[Dataset entries on figures]
____

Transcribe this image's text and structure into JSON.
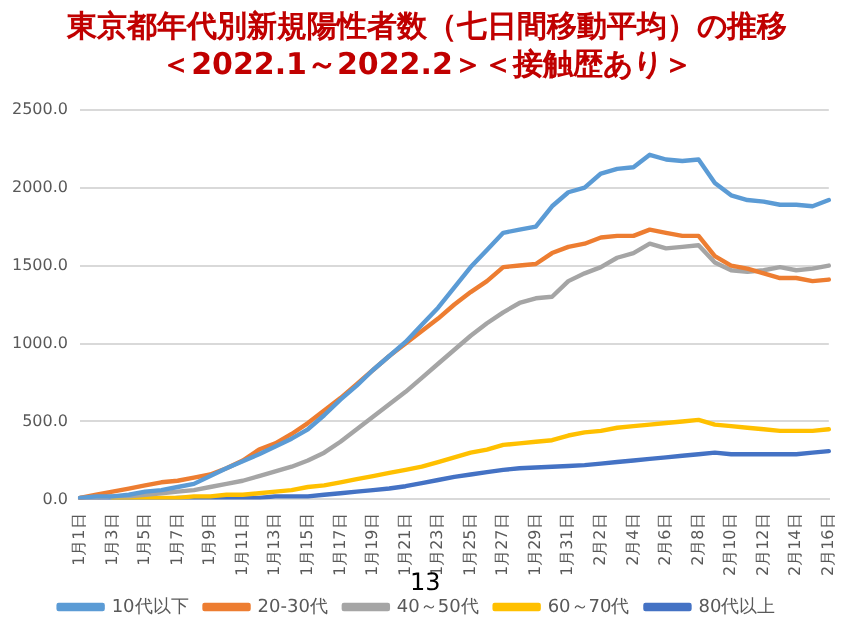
{
  "chart_data": {
    "type": "line",
    "title": "東京都年代別新規陽性者数（七日間移動平均）の推移",
    "subtitle": "＜2022.1～2022.2＞＜接触歴あり＞",
    "categories": [
      "1月1日",
      null,
      "1月3日",
      null,
      "1月5日",
      null,
      "1月7日",
      null,
      "1月9日",
      null,
      "1月11日",
      null,
      "1月13日",
      null,
      "1月15日",
      null,
      "1月17日",
      null,
      "1月19日",
      null,
      "1月21日",
      null,
      "1月23日",
      null,
      "1月25日",
      null,
      "1月27日",
      null,
      "1月29日",
      null,
      "1月31日",
      null,
      "2月2日",
      null,
      "2月4日",
      null,
      "2月6日",
      null,
      "2月8日",
      null,
      "2月10日",
      null,
      "2月12日",
      null,
      "2月14日",
      null,
      "2月16日"
    ],
    "series": [
      {
        "name": "10代以下",
        "color": "#5b9bd5",
        "values": [
          10,
          20,
          20,
          30,
          50,
          60,
          80,
          100,
          150,
          200,
          245,
          290,
          340,
          390,
          450,
          540,
          640,
          730,
          830,
          920,
          1010,
          1120,
          1230,
          1360,
          1490,
          1600,
          1710,
          1730,
          1750,
          1880,
          1970,
          2000,
          2090,
          2120,
          2130,
          2210,
          2180,
          2170,
          2180,
          2030,
          1950,
          1920,
          1910,
          1890,
          1890,
          1880,
          1920
        ]
      },
      {
        "name": "20-30代",
        "color": "#ed7d31",
        "values": [
          10,
          30,
          50,
          70,
          90,
          110,
          120,
          140,
          160,
          200,
          250,
          320,
          360,
          420,
          490,
          570,
          650,
          740,
          830,
          920,
          1000,
          1080,
          1160,
          1250,
          1330,
          1400,
          1490,
          1500,
          1510,
          1580,
          1620,
          1640,
          1680,
          1690,
          1690,
          1730,
          1710,
          1690,
          1690,
          1560,
          1500,
          1480,
          1450,
          1420,
          1420,
          1400,
          1410
        ]
      },
      {
        "name": "40～50代",
        "color": "#a5a5a5",
        "values": [
          10,
          10,
          20,
          20,
          30,
          40,
          50,
          60,
          80,
          100,
          120,
          150,
          180,
          210,
          250,
          300,
          370,
          450,
          530,
          610,
          690,
          780,
          870,
          960,
          1050,
          1130,
          1200,
          1260,
          1290,
          1300,
          1400,
          1450,
          1490,
          1550,
          1580,
          1640,
          1610,
          1620,
          1630,
          1520,
          1470,
          1460,
          1470,
          1490,
          1470,
          1480,
          1500
        ]
      },
      {
        "name": "60～70代",
        "color": "#ffc000",
        "values": [
          null,
          null,
          10,
          10,
          10,
          10,
          10,
          20,
          20,
          30,
          30,
          40,
          50,
          60,
          80,
          90,
          110,
          130,
          150,
          170,
          190,
          210,
          240,
          270,
          300,
          320,
          350,
          360,
          370,
          380,
          410,
          430,
          440,
          460,
          470,
          480,
          490,
          500,
          510,
          480,
          470,
          460,
          450,
          440,
          440,
          440,
          450
        ]
      },
      {
        "name": "80代以上",
        "color": "#4472c4",
        "values": [
          0,
          0,
          0,
          0,
          0,
          0,
          10,
          10,
          10,
          10,
          10,
          10,
          20,
          20,
          20,
          30,
          40,
          50,
          60,
          70,
          85,
          105,
          125,
          145,
          160,
          175,
          190,
          200,
          205,
          210,
          215,
          220,
          230,
          240,
          250,
          260,
          270,
          280,
          290,
          300,
          290,
          290,
          290,
          290,
          290,
          300,
          310
        ]
      }
    ],
    "ylim": [
      0,
      2500
    ],
    "yticks": [
      {
        "value": 0,
        "label": "0.0"
      },
      {
        "value": 500,
        "label": "500.0"
      },
      {
        "value": 1000,
        "label": "1000.0"
      },
      {
        "value": 1500,
        "label": "1500.0"
      },
      {
        "value": 2000,
        "label": "2000.0"
      },
      {
        "value": 2500,
        "label": "2500.0"
      }
    ],
    "grid": "y",
    "legend": "bottom",
    "marker": "none",
    "line_style": "solid",
    "annotations": [
      "13"
    ]
  }
}
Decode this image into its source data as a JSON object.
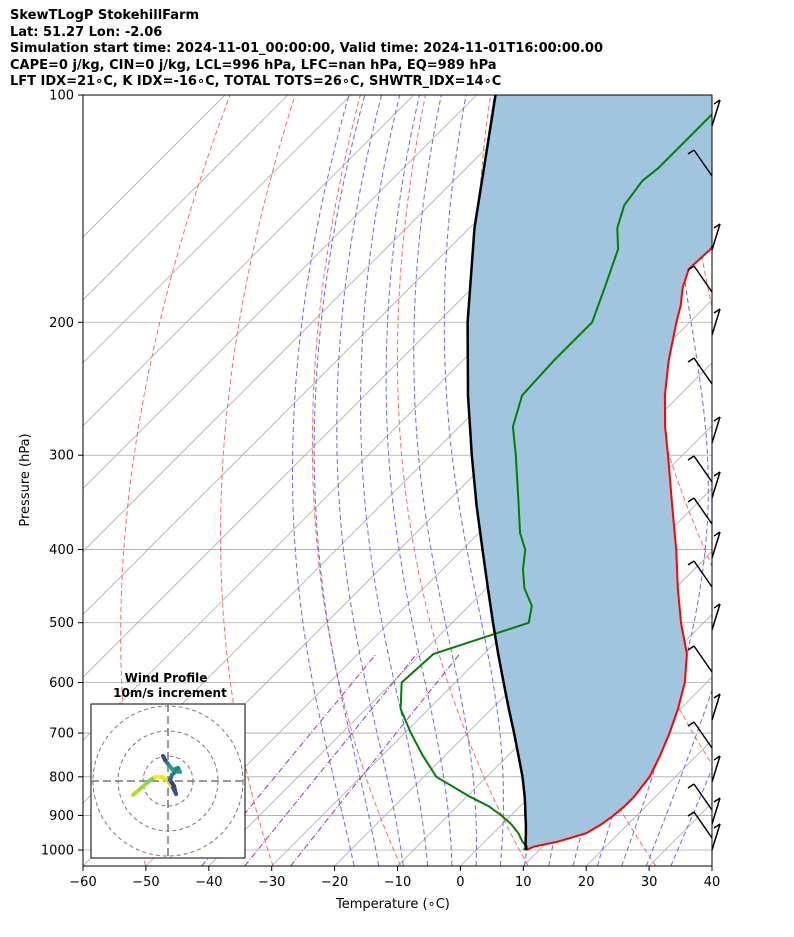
{
  "header": {
    "lines": [
      "SkewTLogP StokehillFarm",
      "Lat: 51.27   Lon: -2.06",
      "Simulation start time: 2024-11-01_00:00:00, Valid time: 2024-11-01T16:00:00.00",
      "CAPE=0 j/kg, CIN=0 j/kg, LCL=996 hPa, LFC=nan hPa, EQ=989 hPa",
      "LFT IDX=21∘C, K IDX=-16∘C, TOTAL TOTS=26∘C, SHWTR_IDX=14∘C"
    ]
  },
  "chart_data": {
    "type": "line",
    "title": "SkewTLogP StokehillFarm",
    "xlabel": "Temperature (∘C)",
    "ylabel": "Pressure (hPa)",
    "xlim": [
      -60,
      40
    ],
    "ylim": [
      1050,
      100
    ],
    "y_scale": "log",
    "grid": true,
    "x_ticks": [
      -60,
      -50,
      -40,
      -30,
      -20,
      -10,
      0,
      10,
      20,
      30,
      40
    ],
    "y_ticks": [
      100,
      200,
      300,
      400,
      500,
      600,
      700,
      800,
      900,
      1000
    ],
    "colors": {
      "temperature": "#ff0000",
      "dewpoint": "#008000",
      "parcel": "#000000",
      "fill": "#a2c5df",
      "dry_adiabats": "#ff6666",
      "moist_adiabats": "#6666ff",
      "mixing_ratio": "#9933cc",
      "isotherms": "#aaaaaa"
    },
    "series": [
      {
        "key": "temperature",
        "pressure": [
          1000,
          990,
          975,
          950,
          925,
          900,
          875,
          850,
          800,
          750,
          700,
          650,
          600,
          550,
          500,
          450,
          400,
          350,
          300,
          275,
          250,
          225,
          200,
          190,
          180,
          170,
          160,
          150,
          140,
          130,
          125,
          120,
          115,
          110,
          100
        ],
        "temp": [
          7.9,
          8.6,
          11.6,
          14.8,
          15.8,
          16.3,
          16.6,
          16.6,
          15.9,
          14.2,
          12.1,
          9.6,
          6.5,
          2.3,
          -3.6,
          -9.6,
          -16.0,
          -23.6,
          -32.3,
          -37.3,
          -42.3,
          -47.2,
          -52.1,
          -54.1,
          -56.6,
          -58.6,
          -58.3,
          -59.7,
          -60.6,
          -63.2,
          -64.9,
          -66.3,
          -68.1,
          -69.3,
          -72.9
        ]
      },
      {
        "key": "dewpoint",
        "pressure": [
          1000,
          990,
          975,
          950,
          925,
          900,
          875,
          850,
          800,
          750,
          700,
          650,
          600,
          550,
          525,
          500,
          475,
          450,
          425,
          400,
          380,
          350,
          300,
          275,
          250,
          225,
          200,
          180,
          160,
          150,
          140,
          130,
          125,
          100
        ],
        "temp": [
          7.5,
          7.5,
          6.0,
          4.0,
          1.5,
          -1.5,
          -5.0,
          -9.5,
          -18.0,
          -23.5,
          -29.0,
          -34.5,
          -38.5,
          -38.0,
          -33.0,
          -27.8,
          -30.0,
          -34.0,
          -37.2,
          -40.0,
          -43.5,
          -48.0,
          -56.5,
          -61.5,
          -65.0,
          -65.5,
          -65.5,
          -69.0,
          -73.0,
          -76.5,
          -79.0,
          -80.0,
          -79.5,
          -79.5
        ]
      },
      {
        "key": "parcel",
        "pressure": [
          1000,
          990,
          975,
          950,
          925,
          900,
          875,
          850,
          800,
          750,
          700,
          650,
          600,
          550,
          500,
          450,
          400,
          350,
          300,
          250,
          200,
          150,
          100
        ],
        "temp": [
          8.0,
          7.3,
          6.5,
          5.2,
          3.8,
          2.3,
          0.8,
          -0.8,
          -4.3,
          -8.3,
          -12.6,
          -17.3,
          -22.3,
          -27.7,
          -33.5,
          -39.8,
          -46.8,
          -54.7,
          -63.5,
          -73.6,
          -85.3,
          -99.2,
          -117.0
        ]
      }
    ],
    "wind_profile": {
      "title": "Wind Profile",
      "subtitle": "10m/s increment"
    }
  }
}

____

» Written request
Return every line holding the word "JSON" from the records.

» Solution to this problem
Transcribe this image's text and structure into JSON.
Decode this image into its source data as a JSON object.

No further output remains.